(Records)

▶

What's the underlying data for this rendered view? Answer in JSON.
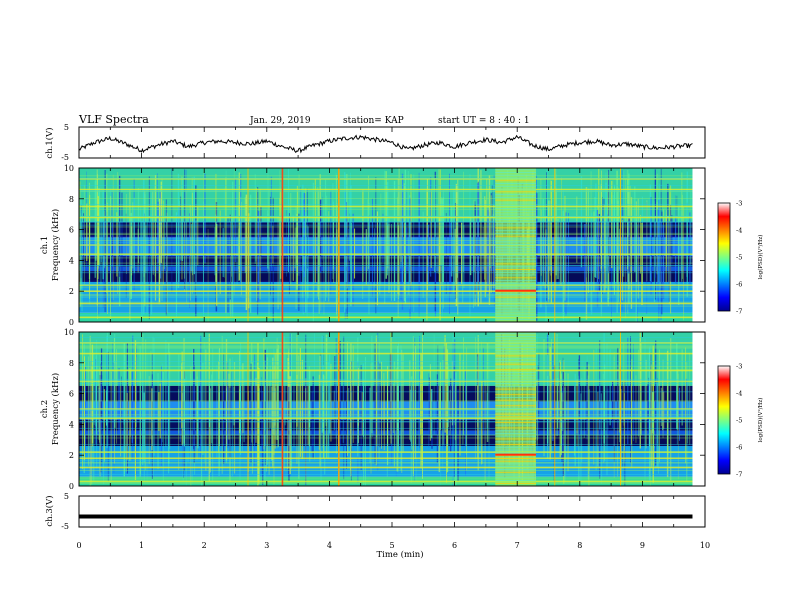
{
  "header": {
    "title": "VLF Spectra",
    "date": "Jan. 29, 2019",
    "station": "station= KAP",
    "start": "start  UT =   8  : 40 : 1"
  },
  "chart_data": [
    {
      "type": "line",
      "panel": "ch1-waveform",
      "ylabel": "ch.1(V)",
      "ylim": [
        -5,
        5
      ],
      "yticks": [
        "5",
        "-5"
      ],
      "xlim": [
        0,
        10
      ],
      "x": [
        0,
        0.25,
        0.5,
        0.75,
        1.0,
        1.25,
        1.5,
        1.75,
        2.0,
        2.25,
        2.5,
        2.75,
        3.0,
        3.25,
        3.5,
        3.75,
        4.0,
        4.25,
        4.5,
        4.75,
        5.0,
        5.25,
        5.5,
        5.75,
        6.0,
        6.25,
        6.5,
        6.75,
        7.0,
        7.25,
        7.5,
        7.75,
        8.0,
        8.25,
        8.5,
        8.75,
        9.0,
        9.25,
        9.5,
        9.8
      ],
      "y": [
        -2.5,
        0,
        1.5,
        -0.5,
        -2.8,
        -1,
        0.5,
        -1.5,
        0,
        0.5,
        0,
        -0.5,
        0.5,
        -1.5,
        -3,
        -1,
        0.5,
        1.5,
        2,
        1,
        0,
        -2.5,
        -1,
        0,
        -1.5,
        0,
        1,
        0,
        2,
        -1,
        -2.5,
        -1,
        0,
        0.5,
        -1,
        -0.5,
        -1.5,
        -2,
        -1.5,
        -1
      ]
    },
    {
      "type": "heatmap",
      "panel": "ch1-spectrogram",
      "ylabel": "ch.1",
      "ylabel2": "Frequency (kHz)",
      "ylim": [
        0,
        10
      ],
      "yticks": [
        "0",
        "2",
        "4",
        "6",
        "8",
        "10"
      ],
      "xlim": [
        0,
        10
      ],
      "colorbar": {
        "label": "log(PSD)(V²/Hz)",
        "range": [
          -7,
          -3
        ],
        "ticks": [
          "-3",
          "-4",
          "-5",
          "-6",
          "-7"
        ]
      },
      "dark_bands_khz": [
        [
          2.7,
          3.3
        ],
        [
          5.6,
          6.5
        ],
        [
          3.6,
          4.2
        ]
      ],
      "bright_lines_khz": [
        0.3,
        1.2,
        2.0,
        2.4,
        4.4,
        5.0,
        6.8,
        7.5,
        8.6,
        9.3
      ],
      "bright_column_min": [
        6.65,
        7.3
      ],
      "intense_vertical_lines_min": [
        3.25,
        4.15
      ]
    },
    {
      "type": "heatmap",
      "panel": "ch2-spectrogram",
      "ylabel": "ch.2",
      "ylabel2": "Frequency (kHz)",
      "ylim": [
        0,
        10
      ],
      "yticks": [
        "0",
        "2",
        "4",
        "6",
        "8",
        "10"
      ],
      "xlim": [
        0,
        10
      ],
      "colorbar": {
        "label": "log(PSD)(V²/Hz)",
        "range": [
          -7,
          -3
        ],
        "ticks": [
          "-3",
          "-4",
          "-5",
          "-6",
          "-7"
        ]
      },
      "dark_bands_khz": [
        [
          2.6,
          3.3
        ],
        [
          5.5,
          6.5
        ],
        [
          3.6,
          4.3
        ]
      ],
      "bright_lines_khz": [
        0.3,
        1.2,
        1.8,
        2.2,
        4.4,
        5.0,
        6.8,
        7.5,
        8.6,
        9.3
      ],
      "bright_column_min": [
        6.65,
        7.3
      ],
      "intense_vertical_lines_min": [
        3.25,
        4.15
      ]
    },
    {
      "type": "line",
      "panel": "ch3-waveform",
      "ylabel": "ch.3(V)",
      "ylim": [
        -5,
        5
      ],
      "yticks": [
        "5",
        "-5"
      ],
      "xlim": [
        0,
        10
      ],
      "x": [
        0,
        9.8
      ],
      "y": [
        -1.8,
        -1.8
      ],
      "xlabel": "Time (min)",
      "xticks": [
        "0",
        "1",
        "2",
        "3",
        "4",
        "5",
        "6",
        "7",
        "8",
        "9",
        "10"
      ]
    }
  ]
}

◀

# SHORT TASK:
Repeat the data exactly in full, omitting its pictures.

# THE COMPLETED TASK:
What's the underlying data for this rendered view? Answer in JSON.
{
  "header": {
    "title": "VLF Spectra",
    "date": "Jan. 29, 2019",
    "station": "station= KAP",
    "start": "start  UT =   8  : 40 : 1"
  },
  "chart_data": [
    {
      "type": "line",
      "panel": "ch1-waveform",
      "ylabel": "ch.1(V)",
      "ylim": [
        -5,
        5
      ],
      "yticks": [
        "5",
        "-5"
      ],
      "xlim": [
        0,
        10
      ],
      "x": [
        0,
        0.25,
        0.5,
        0.75,
        1.0,
        1.25,
        1.5,
        1.75,
        2.0,
        2.25,
        2.5,
        2.75,
        3.0,
        3.25,
        3.5,
        3.75,
        4.0,
        4.25,
        4.5,
        4.75,
        5.0,
        5.25,
        5.5,
        5.75,
        6.0,
        6.25,
        6.5,
        6.75,
        7.0,
        7.25,
        7.5,
        7.75,
        8.0,
        8.25,
        8.5,
        8.75,
        9.0,
        9.25,
        9.5,
        9.8
      ],
      "y": [
        -2.5,
        0,
        1.5,
        -0.5,
        -2.8,
        -1,
        0.5,
        -1.5,
        0,
        0.5,
        0,
        -0.5,
        0.5,
        -1.5,
        -3,
        -1,
        0.5,
        1.5,
        2,
        1,
        0,
        -2.5,
        -1,
        0,
        -1.5,
        0,
        1,
        0,
        2,
        -1,
        -2.5,
        -1,
        0,
        0.5,
        -1,
        -0.5,
        -1.5,
        -2,
        -1.5,
        -1
      ]
    },
    {
      "type": "heatmap",
      "panel": "ch1-spectrogram",
      "ylabel": "ch.1",
      "ylabel2": "Frequency (kHz)",
      "ylim": [
        0,
        10
      ],
      "yticks": [
        "0",
        "2",
        "4",
        "6",
        "8",
        "10"
      ],
      "xlim": [
        0,
        10
      ],
      "colorbar": {
        "label": "log(PSD)(V²/Hz)",
        "range": [
          -7,
          -3
        ],
        "ticks": [
          "-3",
          "-4",
          "-5",
          "-6",
          "-7"
        ]
      },
      "dark_bands_khz": [
        [
          2.7,
          3.3
        ],
        [
          5.6,
          6.5
        ],
        [
          3.6,
          4.2
        ]
      ],
      "bright_lines_khz": [
        0.3,
        1.2,
        2.0,
        2.4,
        4.4,
        5.0,
        6.8,
        7.5,
        8.6,
        9.3
      ],
      "bright_column_min": [
        6.65,
        7.3
      ],
      "intense_vertical_lines_min": [
        3.25,
        4.15
      ]
    },
    {
      "type": "heatmap",
      "panel": "ch2-spectrogram",
      "ylabel": "ch.2",
      "ylabel2": "Frequency (kHz)",
      "ylim": [
        0,
        10
      ],
      "yticks": [
        "0",
        "2",
        "4",
        "6",
        "8",
        "10"
      ],
      "xlim": [
        0,
        10
      ],
      "colorbar": {
        "label": "log(PSD)(V²/Hz)",
        "range": [
          -7,
          -3
        ],
        "ticks": [
          "-3",
          "-4",
          "-5",
          "-6",
          "-7"
        ]
      },
      "dark_bands_khz": [
        [
          2.6,
          3.3
        ],
        [
          5.5,
          6.5
        ],
        [
          3.6,
          4.3
        ]
      ],
      "bright_lines_khz": [
        0.3,
        1.2,
        1.8,
        2.2,
        4.4,
        5.0,
        6.8,
        7.5,
        8.6,
        9.3
      ],
      "bright_column_min": [
        6.65,
        7.3
      ],
      "intense_vertical_lines_min": [
        3.25,
        4.15
      ]
    },
    {
      "type": "line",
      "panel": "ch3-waveform",
      "ylabel": "ch.3(V)",
      "ylim": [
        -5,
        5
      ],
      "yticks": [
        "5",
        "-5"
      ],
      "xlim": [
        0,
        10
      ],
      "x": [
        0,
        9.8
      ],
      "y": [
        -1.8,
        -1.8
      ],
      "xlabel": "Time (min)",
      "xticks": [
        "0",
        "1",
        "2",
        "3",
        "4",
        "5",
        "6",
        "7",
        "8",
        "9",
        "10"
      ]
    }
  ]
}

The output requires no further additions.